■ **Provided data**:
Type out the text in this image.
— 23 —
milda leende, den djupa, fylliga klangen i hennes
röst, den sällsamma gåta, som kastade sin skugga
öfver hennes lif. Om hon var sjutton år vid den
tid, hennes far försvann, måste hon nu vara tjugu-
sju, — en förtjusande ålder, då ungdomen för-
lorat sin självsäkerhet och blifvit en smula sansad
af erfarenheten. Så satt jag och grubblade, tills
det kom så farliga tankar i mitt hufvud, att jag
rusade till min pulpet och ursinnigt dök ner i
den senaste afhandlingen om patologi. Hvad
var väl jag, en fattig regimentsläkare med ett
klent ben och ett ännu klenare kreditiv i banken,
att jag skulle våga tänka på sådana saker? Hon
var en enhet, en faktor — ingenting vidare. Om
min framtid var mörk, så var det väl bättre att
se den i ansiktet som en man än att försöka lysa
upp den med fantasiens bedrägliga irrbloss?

---

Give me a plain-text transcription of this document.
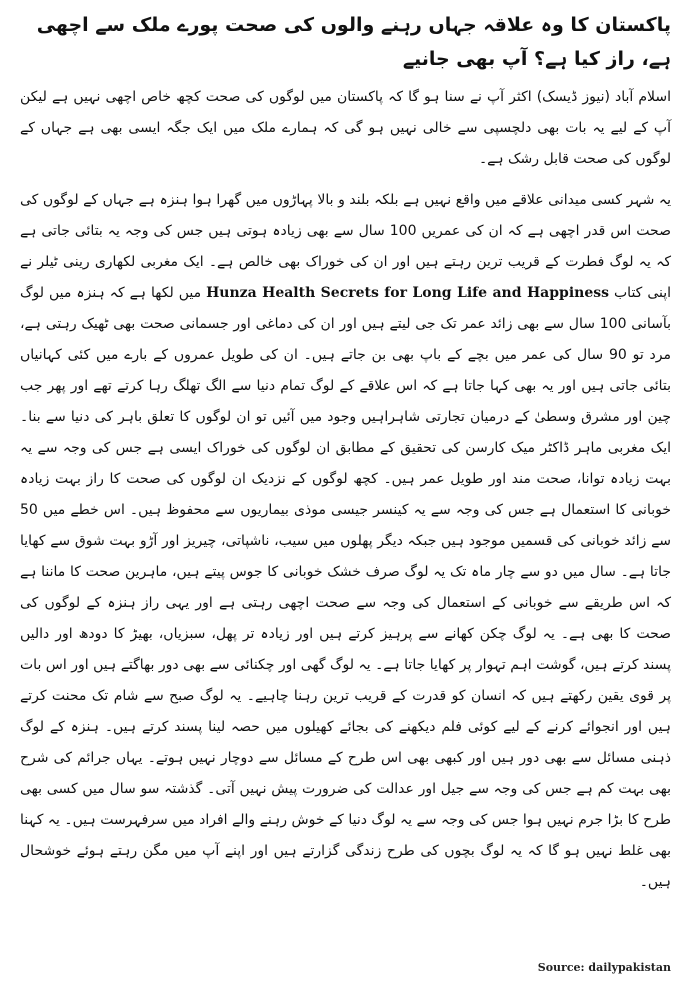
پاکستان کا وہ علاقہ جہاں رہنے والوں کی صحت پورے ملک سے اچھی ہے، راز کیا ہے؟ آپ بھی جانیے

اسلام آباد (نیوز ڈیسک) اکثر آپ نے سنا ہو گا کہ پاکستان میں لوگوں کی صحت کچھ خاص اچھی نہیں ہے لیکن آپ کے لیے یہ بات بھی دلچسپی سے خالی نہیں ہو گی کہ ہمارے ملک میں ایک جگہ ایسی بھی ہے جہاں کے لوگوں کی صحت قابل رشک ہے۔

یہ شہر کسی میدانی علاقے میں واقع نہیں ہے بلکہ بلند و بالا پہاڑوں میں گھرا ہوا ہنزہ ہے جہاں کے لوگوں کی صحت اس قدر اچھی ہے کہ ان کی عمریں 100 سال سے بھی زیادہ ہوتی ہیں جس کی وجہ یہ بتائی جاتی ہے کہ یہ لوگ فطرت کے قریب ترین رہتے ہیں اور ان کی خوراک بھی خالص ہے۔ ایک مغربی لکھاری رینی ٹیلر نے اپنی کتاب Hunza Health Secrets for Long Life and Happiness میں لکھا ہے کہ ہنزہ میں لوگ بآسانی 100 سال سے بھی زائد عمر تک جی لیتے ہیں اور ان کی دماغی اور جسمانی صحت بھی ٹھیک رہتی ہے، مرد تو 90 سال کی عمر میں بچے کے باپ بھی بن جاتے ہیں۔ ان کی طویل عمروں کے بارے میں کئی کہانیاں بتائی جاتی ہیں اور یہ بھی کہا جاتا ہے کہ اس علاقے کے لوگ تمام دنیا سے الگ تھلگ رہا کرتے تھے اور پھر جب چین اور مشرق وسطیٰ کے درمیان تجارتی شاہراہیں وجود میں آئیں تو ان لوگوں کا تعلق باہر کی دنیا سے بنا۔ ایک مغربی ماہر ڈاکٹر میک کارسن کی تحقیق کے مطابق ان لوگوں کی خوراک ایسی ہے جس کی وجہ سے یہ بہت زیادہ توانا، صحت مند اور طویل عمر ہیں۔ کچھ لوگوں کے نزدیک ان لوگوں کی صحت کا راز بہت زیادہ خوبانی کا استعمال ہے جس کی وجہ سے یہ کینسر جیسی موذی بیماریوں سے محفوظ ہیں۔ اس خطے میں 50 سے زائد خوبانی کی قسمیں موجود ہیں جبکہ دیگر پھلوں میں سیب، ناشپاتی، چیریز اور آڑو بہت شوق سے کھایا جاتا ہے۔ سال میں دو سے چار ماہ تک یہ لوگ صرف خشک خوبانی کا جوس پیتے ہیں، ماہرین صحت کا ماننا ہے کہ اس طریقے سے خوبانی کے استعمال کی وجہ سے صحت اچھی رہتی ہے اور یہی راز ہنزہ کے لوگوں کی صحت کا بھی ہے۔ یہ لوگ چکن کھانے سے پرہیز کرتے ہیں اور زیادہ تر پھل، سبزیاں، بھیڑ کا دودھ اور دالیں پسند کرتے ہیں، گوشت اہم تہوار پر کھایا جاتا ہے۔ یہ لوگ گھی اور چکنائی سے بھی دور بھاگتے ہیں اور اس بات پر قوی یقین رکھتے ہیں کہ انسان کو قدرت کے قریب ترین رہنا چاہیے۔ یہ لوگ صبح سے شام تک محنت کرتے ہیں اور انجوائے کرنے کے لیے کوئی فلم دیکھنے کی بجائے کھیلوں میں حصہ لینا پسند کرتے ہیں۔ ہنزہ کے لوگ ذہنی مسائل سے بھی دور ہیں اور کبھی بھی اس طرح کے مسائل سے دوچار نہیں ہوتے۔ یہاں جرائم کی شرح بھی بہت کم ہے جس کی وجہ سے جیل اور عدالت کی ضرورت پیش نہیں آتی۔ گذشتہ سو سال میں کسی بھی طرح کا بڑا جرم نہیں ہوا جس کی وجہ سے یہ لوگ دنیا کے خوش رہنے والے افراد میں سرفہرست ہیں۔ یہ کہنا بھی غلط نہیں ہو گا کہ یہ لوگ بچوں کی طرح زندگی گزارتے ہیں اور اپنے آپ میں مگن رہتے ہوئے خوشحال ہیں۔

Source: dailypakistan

■ **What you should do**: From the listing, copy each line containing the word "پاکستان".

■ **Written response**:
پاکستان کا وہ علاقہ جہاں رہنے والوں کی صحت پورے ملک سے اچھی ہے، راز کیا ہے؟ آپ بھی جانیے
اسلام آباد (نیوز ڈیسک) اکثر آپ نے سنا ہو گا کہ پاکستان میں لوگوں کی صحت کچھ خاص اچھی نہیں ہے لیکن آپ کے لیے یہ بات بھی دلچسپی سے خالی نہیں ہو گی کہ ہمارے ملک میں ایک جگہ ایسی بھی ہے جہاں کے لوگوں کی صحت قابل رشک ہے۔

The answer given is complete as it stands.